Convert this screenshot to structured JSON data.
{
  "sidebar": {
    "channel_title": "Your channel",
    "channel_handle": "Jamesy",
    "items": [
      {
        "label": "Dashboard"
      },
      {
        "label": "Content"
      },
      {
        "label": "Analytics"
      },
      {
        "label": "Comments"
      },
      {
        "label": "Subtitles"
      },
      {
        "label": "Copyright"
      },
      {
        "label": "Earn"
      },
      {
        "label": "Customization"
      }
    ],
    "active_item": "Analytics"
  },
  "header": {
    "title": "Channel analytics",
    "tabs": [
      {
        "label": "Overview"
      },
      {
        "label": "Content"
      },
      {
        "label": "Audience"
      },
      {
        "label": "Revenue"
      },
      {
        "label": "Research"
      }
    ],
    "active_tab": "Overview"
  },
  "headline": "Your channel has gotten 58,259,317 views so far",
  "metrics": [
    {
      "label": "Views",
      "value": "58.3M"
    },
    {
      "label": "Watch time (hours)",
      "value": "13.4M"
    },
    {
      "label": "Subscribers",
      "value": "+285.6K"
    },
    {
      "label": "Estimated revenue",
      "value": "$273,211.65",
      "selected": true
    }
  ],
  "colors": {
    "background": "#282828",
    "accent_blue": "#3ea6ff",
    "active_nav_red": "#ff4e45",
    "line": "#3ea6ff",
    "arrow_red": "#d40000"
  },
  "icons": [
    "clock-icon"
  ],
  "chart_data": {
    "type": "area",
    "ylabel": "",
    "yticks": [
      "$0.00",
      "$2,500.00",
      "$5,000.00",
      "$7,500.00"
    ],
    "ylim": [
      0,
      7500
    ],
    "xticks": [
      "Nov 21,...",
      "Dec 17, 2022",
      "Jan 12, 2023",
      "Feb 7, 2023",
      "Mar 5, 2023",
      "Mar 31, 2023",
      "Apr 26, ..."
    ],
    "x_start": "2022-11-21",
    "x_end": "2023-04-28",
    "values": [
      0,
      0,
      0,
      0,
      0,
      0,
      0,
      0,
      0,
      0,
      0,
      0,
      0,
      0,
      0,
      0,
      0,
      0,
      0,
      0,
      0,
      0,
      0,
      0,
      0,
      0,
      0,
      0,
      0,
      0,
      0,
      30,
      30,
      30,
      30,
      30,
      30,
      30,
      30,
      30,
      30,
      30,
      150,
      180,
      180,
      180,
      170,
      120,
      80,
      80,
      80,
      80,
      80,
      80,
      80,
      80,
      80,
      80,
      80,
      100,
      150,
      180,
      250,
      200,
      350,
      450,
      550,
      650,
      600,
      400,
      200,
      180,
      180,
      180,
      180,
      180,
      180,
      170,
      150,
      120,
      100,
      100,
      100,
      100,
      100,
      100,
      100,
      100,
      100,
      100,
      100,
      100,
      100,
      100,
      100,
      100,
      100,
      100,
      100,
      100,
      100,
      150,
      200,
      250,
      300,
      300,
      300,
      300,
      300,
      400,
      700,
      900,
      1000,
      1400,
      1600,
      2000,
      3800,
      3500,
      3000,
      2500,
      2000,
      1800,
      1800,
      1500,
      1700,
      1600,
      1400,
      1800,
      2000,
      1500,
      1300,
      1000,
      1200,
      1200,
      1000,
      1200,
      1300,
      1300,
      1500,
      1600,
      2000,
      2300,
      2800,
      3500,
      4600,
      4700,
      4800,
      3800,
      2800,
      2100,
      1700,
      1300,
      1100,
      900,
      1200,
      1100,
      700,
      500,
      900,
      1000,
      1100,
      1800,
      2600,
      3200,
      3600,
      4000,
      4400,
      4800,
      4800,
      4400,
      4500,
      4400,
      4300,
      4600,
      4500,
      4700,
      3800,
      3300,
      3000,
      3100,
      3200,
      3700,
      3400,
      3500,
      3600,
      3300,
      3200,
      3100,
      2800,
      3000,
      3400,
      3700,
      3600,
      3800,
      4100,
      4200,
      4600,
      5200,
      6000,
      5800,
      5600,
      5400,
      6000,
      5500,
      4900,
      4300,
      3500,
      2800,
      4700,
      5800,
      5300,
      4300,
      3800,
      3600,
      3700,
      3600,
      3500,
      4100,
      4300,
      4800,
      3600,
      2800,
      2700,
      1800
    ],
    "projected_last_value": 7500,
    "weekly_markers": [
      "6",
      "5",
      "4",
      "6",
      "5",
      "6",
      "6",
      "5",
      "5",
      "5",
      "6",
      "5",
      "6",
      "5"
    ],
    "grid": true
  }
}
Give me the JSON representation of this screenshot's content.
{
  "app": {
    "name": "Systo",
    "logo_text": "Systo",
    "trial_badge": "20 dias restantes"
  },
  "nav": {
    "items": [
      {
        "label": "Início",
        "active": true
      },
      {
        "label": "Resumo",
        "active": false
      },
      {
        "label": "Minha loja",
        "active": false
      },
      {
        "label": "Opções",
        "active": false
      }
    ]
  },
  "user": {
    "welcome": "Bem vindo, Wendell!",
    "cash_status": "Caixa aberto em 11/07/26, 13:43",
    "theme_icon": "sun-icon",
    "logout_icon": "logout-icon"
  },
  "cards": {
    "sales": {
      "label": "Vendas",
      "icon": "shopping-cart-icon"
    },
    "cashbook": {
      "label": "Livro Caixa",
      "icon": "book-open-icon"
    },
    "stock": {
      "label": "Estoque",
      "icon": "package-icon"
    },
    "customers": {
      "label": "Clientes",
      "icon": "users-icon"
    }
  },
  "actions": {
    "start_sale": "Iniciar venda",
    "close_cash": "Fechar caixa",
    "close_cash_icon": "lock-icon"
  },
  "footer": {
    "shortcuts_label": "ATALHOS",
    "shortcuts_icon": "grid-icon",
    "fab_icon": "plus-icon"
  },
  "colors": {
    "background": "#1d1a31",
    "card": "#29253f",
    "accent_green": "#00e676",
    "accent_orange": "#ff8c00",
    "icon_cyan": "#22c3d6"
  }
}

_ _ _

- TO DO:
Reproduce every line above without error.

- SOLUTION FOR THIS EXERCISE:
Convert this screenshot to structured JSON data.
{
  "sidebar": {
    "channel_title": "Your channel",
    "channel_handle": "Jamesy",
    "items": [
      {
        "label": "Dashboard"
      },
      {
        "label": "Content"
      },
      {
        "label": "Analytics"
      },
      {
        "label": "Comments"
      },
      {
        "label": "Subtitles"
      },
      {
        "label": "Copyright"
      },
      {
        "label": "Earn"
      },
      {
        "label": "Customization"
      }
    ],
    "active_item": "Analytics"
  },
  "header": {
    "title": "Channel analytics",
    "tabs": [
      {
        "label": "Overview"
      },
      {
        "label": "Content"
      },
      {
        "label": "Audience"
      },
      {
        "label": "Revenue"
      },
      {
        "label": "Research"
      }
    ],
    "active_tab": "Overview"
  },
  "headline": "Your channel has gotten 58,259,317 views so far",
  "metrics": [
    {
      "label": "Views",
      "value": "58.3M"
    },
    {
      "label": "Watch time (hours)",
      "value": "13.4M"
    },
    {
      "label": "Subscribers",
      "value": "+285.6K"
    },
    {
      "label": "Estimated revenue",
      "value": "$273,211.65",
      "selected": true
    }
  ],
  "colors": {
    "background": "#282828",
    "accent_blue": "#3ea6ff",
    "active_nav_red": "#ff4e45",
    "line": "#3ea6ff",
    "arrow_red": "#d40000"
  },
  "icons": [
    "clock-icon"
  ],
  "chart_data": {
    "type": "area",
    "ylabel": "",
    "yticks": [
      "$0.00",
      "$2,500.00",
      "$5,000.00",
      "$7,500.00"
    ],
    "ylim": [
      0,
      7500
    ],
    "xticks": [
      "Nov 21,...",
      "Dec 17, 2022",
      "Jan 12, 2023",
      "Feb 7, 2023",
      "Mar 5, 2023",
      "Mar 31, 2023",
      "Apr 26, ..."
    ],
    "x_start": "2022-11-21",
    "x_end": "2023-04-28",
    "values": [
      0,
      0,
      0,
      0,
      0,
      0,
      0,
      0,
      0,
      0,
      0,
      0,
      0,
      0,
      0,
      0,
      0,
      0,
      0,
      0,
      0,
      0,
      0,
      0,
      0,
      0,
      0,
      0,
      0,
      0,
      0,
      30,
      30,
      30,
      30,
      30,
      30,
      30,
      30,
      30,
      30,
      30,
      150,
      180,
      180,
      180,
      170,
      120,
      80,
      80,
      80,
      80,
      80,
      80,
      80,
      80,
      80,
      80,
      80,
      100,
      150,
      180,
      250,
      200,
      350,
      450,
      550,
      650,
      600,
      400,
      200,
      180,
      180,
      180,
      180,
      180,
      180,
      170,
      150,
      120,
      100,
      100,
      100,
      100,
      100,
      100,
      100,
      100,
      100,
      100,
      100,
      100,
      100,
      100,
      100,
      100,
      100,
      100,
      100,
      100,
      100,
      150,
      200,
      250,
      300,
      300,
      300,
      300,
      300,
      400,
      700,
      900,
      1000,
      1400,
      1600,
      2000,
      3800,
      3500,
      3000,
      2500,
      2000,
      1800,
      1800,
      1500,
      1700,
      1600,
      1400,
      1800,
      2000,
      1500,
      1300,
      1000,
      1200,
      1200,
      1000,
      1200,
      1300,
      1300,
      1500,
      1600,
      2000,
      2300,
      2800,
      3500,
      4600,
      4700,
      4800,
      3800,
      2800,
      2100,
      1700,
      1300,
      1100,
      900,
      1200,
      1100,
      700,
      500,
      900,
      1000,
      1100,
      1800,
      2600,
      3200,
      3600,
      4000,
      4400,
      4800,
      4800,
      4400,
      4500,
      4400,
      4300,
      4600,
      4500,
      4700,
      3800,
      3300,
      3000,
      3100,
      3200,
      3700,
      3400,
      3500,
      3600,
      3300,
      3200,
      3100,
      2800,
      3000,
      3400,
      3700,
      3600,
      3800,
      4100,
      4200,
      4600,
      5200,
      6000,
      5800,
      5600,
      5400,
      6000,
      5500,
      4900,
      4300,
      3500,
      2800,
      4700,
      5800,
      5300,
      4300,
      3800,
      3600,
      3700,
      3600,
      3500,
      4100,
      4300,
      4800,
      3600,
      2800,
      2700,
      1800
    ],
    "projected_last_value": 7500,
    "weekly_markers": [
      "6",
      "5",
      "4",
      "6",
      "5",
      "6",
      "6",
      "5",
      "5",
      "5",
      "6",
      "5",
      "6",
      "5"
    ],
    "grid": true
  }
}
Give me the JSON representation of this screenshot's content.
{
  "app": {
    "name": "Systo",
    "logo_text": "Systo",
    "trial_badge": "20 dias restantes"
  },
  "nav": {
    "items": [
      {
        "label": "Início",
        "active": true
      },
      {
        "label": "Resumo",
        "active": false
      },
      {
        "label": "Minha loja",
        "active": false
      },
      {
        "label": "Opções",
        "active": false
      }
    ]
  },
  "user": {
    "welcome": "Bem vindo, Wendell!",
    "cash_status": "Caixa aberto em 11/07/26, 13:43",
    "theme_icon": "sun-icon",
    "logout_icon": "logout-icon"
  },
  "cards": {
    "sales": {
      "label": "Vendas",
      "icon": "shopping-cart-icon"
    },
    "cashbook": {
      "label": "Livro Caixa",
      "icon": "book-open-icon"
    },
    "stock": {
      "label": "Estoque",
      "icon": "package-icon"
    },
    "customers": {
      "label": "Clientes",
      "icon": "users-icon"
    }
  },
  "actions": {
    "start_sale": "Iniciar venda",
    "close_cash": "Fechar caixa",
    "close_cash_icon": "lock-icon"
  },
  "footer": {
    "shortcuts_label": "ATALHOS",
    "shortcuts_icon": "grid-icon",
    "fab_icon": "plus-icon"
  },
  "colors": {
    "background": "#1d1a31",
    "card": "#29253f",
    "accent_green": "#00e676",
    "accent_orange": "#ff8c00",
    "icon_cyan": "#22c3d6"
  }
}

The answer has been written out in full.